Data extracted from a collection
[START]
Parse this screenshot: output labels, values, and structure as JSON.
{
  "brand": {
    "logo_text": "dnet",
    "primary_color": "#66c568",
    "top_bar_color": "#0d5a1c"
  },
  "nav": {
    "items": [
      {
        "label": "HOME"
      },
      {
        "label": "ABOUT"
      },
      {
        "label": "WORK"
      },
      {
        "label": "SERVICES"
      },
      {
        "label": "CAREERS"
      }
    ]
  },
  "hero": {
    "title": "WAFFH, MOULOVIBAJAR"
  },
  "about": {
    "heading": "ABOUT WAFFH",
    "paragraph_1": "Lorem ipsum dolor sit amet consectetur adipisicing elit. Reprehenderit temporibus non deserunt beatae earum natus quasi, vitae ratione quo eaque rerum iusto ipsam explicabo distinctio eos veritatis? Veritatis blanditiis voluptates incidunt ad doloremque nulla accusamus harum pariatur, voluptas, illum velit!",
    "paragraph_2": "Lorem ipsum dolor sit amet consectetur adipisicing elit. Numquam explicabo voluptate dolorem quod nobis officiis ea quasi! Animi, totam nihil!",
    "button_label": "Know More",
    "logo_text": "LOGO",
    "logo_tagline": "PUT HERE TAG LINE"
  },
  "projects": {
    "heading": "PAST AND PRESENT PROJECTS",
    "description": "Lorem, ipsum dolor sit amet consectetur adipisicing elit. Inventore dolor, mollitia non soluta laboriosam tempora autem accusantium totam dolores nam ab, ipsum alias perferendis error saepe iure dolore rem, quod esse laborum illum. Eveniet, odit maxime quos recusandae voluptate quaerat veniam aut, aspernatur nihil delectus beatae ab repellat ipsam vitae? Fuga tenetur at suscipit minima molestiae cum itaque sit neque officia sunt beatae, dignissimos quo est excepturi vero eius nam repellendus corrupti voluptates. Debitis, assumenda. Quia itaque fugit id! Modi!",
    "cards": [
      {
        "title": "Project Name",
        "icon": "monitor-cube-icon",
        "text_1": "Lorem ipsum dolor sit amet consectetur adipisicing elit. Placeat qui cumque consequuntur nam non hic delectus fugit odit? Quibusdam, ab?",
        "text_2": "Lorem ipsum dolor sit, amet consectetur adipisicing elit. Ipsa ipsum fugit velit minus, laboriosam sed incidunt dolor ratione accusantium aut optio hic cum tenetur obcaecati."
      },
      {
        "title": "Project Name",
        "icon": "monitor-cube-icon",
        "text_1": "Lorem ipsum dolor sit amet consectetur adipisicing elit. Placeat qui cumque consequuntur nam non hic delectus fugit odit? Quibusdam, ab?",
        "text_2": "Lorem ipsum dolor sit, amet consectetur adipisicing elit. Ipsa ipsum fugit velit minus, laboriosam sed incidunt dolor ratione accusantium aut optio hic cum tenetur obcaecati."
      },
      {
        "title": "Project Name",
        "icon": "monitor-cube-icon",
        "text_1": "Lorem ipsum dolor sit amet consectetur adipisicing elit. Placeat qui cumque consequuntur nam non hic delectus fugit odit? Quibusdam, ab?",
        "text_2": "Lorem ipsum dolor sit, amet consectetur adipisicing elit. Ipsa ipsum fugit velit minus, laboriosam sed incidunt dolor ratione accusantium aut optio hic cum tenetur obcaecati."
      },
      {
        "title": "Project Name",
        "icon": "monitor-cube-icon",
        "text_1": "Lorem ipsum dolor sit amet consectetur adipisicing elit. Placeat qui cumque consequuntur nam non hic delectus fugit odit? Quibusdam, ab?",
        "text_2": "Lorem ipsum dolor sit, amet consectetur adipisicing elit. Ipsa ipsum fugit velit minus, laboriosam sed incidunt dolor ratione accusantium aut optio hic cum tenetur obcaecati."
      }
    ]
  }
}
[END]
• Work instructions:
Reproduce the material above, every line of it, exactly.

• Solution for this problem:
Parse this screenshot: output labels, values, and structure as JSON.
{
  "brand": {
    "logo_text": "dnet",
    "primary_color": "#66c568",
    "top_bar_color": "#0d5a1c"
  },
  "nav": {
    "items": [
      {
        "label": "HOME"
      },
      {
        "label": "ABOUT"
      },
      {
        "label": "WORK"
      },
      {
        "label": "SERVICES"
      },
      {
        "label": "CAREERS"
      }
    ]
  },
  "hero": {
    "title": "WAFFH, MOULOVIBAJAR"
  },
  "about": {
    "heading": "ABOUT WAFFH",
    "paragraph_1": "Lorem ipsum dolor sit amet consectetur adipisicing elit. Reprehenderit temporibus non deserunt beatae earum natus quasi, vitae ratione quo eaque rerum iusto ipsam explicabo distinctio eos veritatis? Veritatis blanditiis voluptates incidunt ad doloremque nulla accusamus harum pariatur, voluptas, illum velit!",
    "paragraph_2": "Lorem ipsum dolor sit amet consectetur adipisicing elit. Numquam explicabo voluptate dolorem quod nobis officiis ea quasi! Animi, totam nihil!",
    "button_label": "Know More",
    "logo_text": "LOGO",
    "logo_tagline": "PUT HERE TAG LINE"
  },
  "projects": {
    "heading": "PAST AND PRESENT PROJECTS",
    "description": "Lorem, ipsum dolor sit amet consectetur adipisicing elit. Inventore dolor, mollitia non soluta laboriosam tempora autem accusantium totam dolores nam ab, ipsum alias perferendis error saepe iure dolore rem, quod esse laborum illum. Eveniet, odit maxime quos recusandae voluptate quaerat veniam aut, aspernatur nihil delectus beatae ab repellat ipsam vitae? Fuga tenetur at suscipit minima molestiae cum itaque sit neque officia sunt beatae, dignissimos quo est excepturi vero eius nam repellendus corrupti voluptates. Debitis, assumenda. Quia itaque fugit id! Modi!",
    "cards": [
      {
        "title": "Project Name",
        "icon": "monitor-cube-icon",
        "text_1": "Lorem ipsum dolor sit amet consectetur adipisicing elit. Placeat qui cumque consequuntur nam non hic delectus fugit odit? Quibusdam, ab?",
        "text_2": "Lorem ipsum dolor sit, amet consectetur adipisicing elit. Ipsa ipsum fugit velit minus, laboriosam sed incidunt dolor ratione accusantium aut optio hic cum tenetur obcaecati."
      },
      {
        "title": "Project Name",
        "icon": "monitor-cube-icon",
        "text_1": "Lorem ipsum dolor sit amet consectetur adipisicing elit. Placeat qui cumque consequuntur nam non hic delectus fugit odit? Quibusdam, ab?",
        "text_2": "Lorem ipsum dolor sit, amet consectetur adipisicing elit. Ipsa ipsum fugit velit minus, laboriosam sed incidunt dolor ratione accusantium aut optio hic cum tenetur obcaecati."
      },
      {
        "title": "Project Name",
        "icon": "monitor-cube-icon",
        "text_1": "Lorem ipsum dolor sit amet consectetur adipisicing elit. Placeat qui cumque consequuntur nam non hic delectus fugit odit? Quibusdam, ab?",
        "text_2": "Lorem ipsum dolor sit, amet consectetur adipisicing elit. Ipsa ipsum fugit velit minus, laboriosam sed incidunt dolor ratione accusantium aut optio hic cum tenetur obcaecati."
      },
      {
        "title": "Project Name",
        "icon": "monitor-cube-icon",
        "text_1": "Lorem ipsum dolor sit amet consectetur adipisicing elit. Placeat qui cumque consequuntur nam non hic delectus fugit odit? Quibusdam, ab?",
        "text_2": "Lorem ipsum dolor sit, amet consectetur adipisicing elit. Ipsa ipsum fugit velit minus, laboriosam sed incidunt dolor ratione accusantium aut optio hic cum tenetur obcaecati."
      }
    ]
  }
}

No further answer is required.